Copy out each line below that has the word "text" in it.

- Data to process -
......

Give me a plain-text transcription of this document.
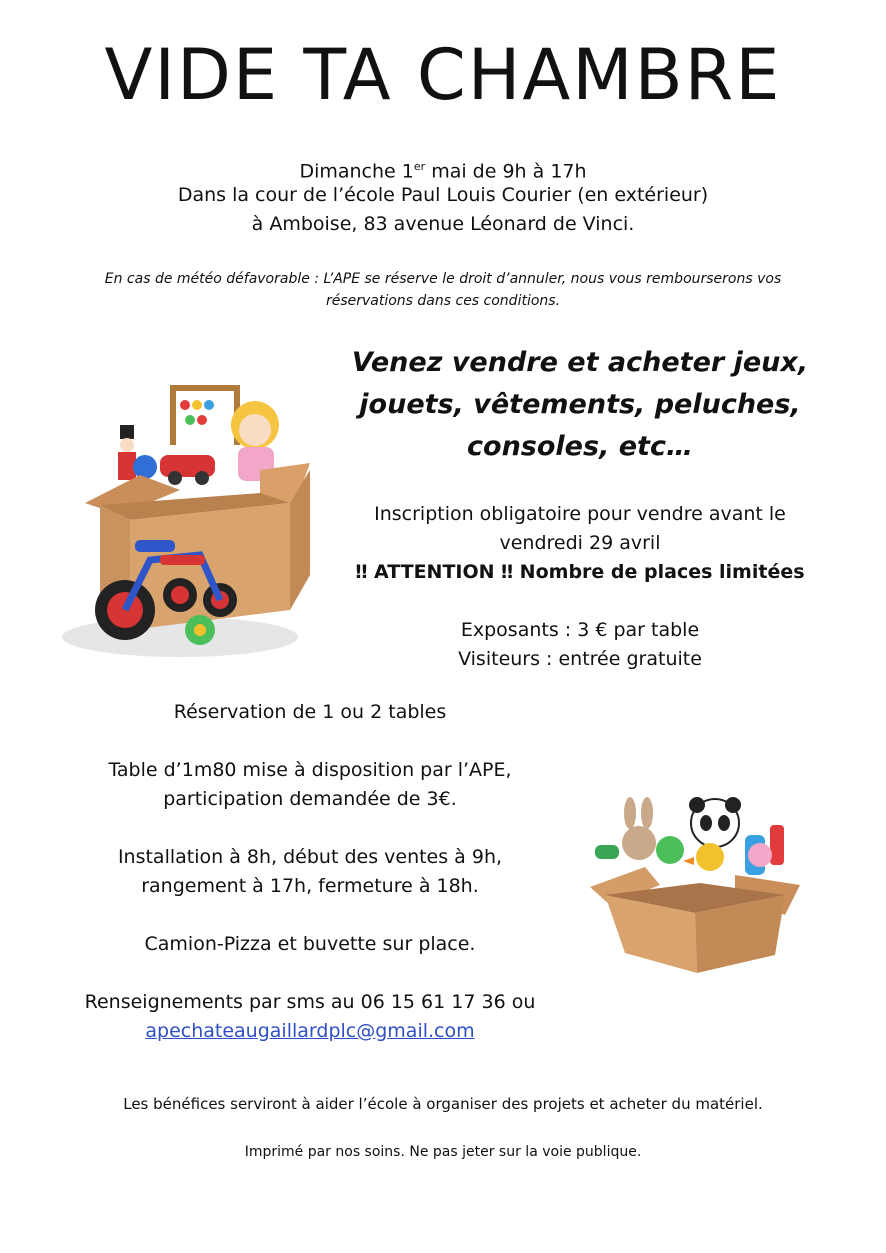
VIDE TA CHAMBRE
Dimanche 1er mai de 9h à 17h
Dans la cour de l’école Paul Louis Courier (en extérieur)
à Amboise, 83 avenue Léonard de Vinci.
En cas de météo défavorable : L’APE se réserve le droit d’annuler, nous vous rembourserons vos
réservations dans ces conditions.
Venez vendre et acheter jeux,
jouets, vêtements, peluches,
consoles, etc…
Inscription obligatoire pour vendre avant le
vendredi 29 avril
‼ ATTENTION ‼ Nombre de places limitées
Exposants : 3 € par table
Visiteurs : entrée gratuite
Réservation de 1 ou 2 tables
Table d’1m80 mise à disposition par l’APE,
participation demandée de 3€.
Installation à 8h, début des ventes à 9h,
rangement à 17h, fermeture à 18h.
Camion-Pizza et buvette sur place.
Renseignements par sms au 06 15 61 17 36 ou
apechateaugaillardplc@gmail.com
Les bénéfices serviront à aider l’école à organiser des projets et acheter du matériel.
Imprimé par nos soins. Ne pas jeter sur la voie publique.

......

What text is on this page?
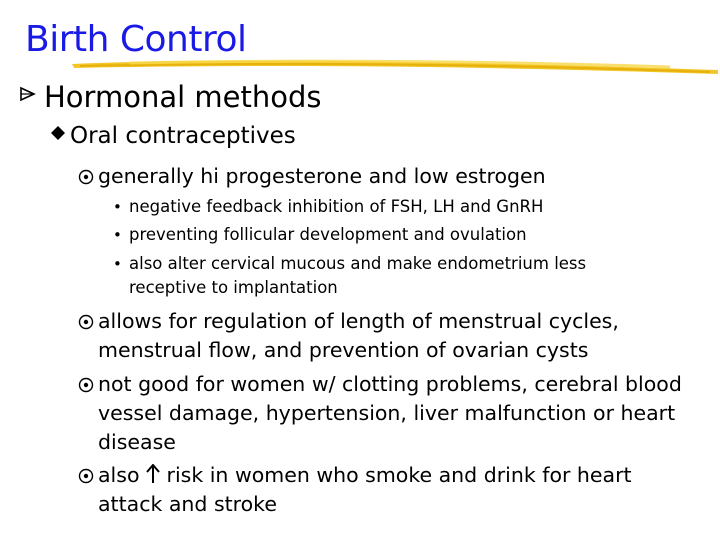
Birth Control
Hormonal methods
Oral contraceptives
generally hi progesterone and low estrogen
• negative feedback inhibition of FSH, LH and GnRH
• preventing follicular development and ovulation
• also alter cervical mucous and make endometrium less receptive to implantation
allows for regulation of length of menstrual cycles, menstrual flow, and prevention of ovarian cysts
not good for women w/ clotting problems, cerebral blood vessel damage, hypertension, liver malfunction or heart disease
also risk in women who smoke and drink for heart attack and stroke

......

- The reply -
Give me a plain-text transcription of this document.
What text is on this page?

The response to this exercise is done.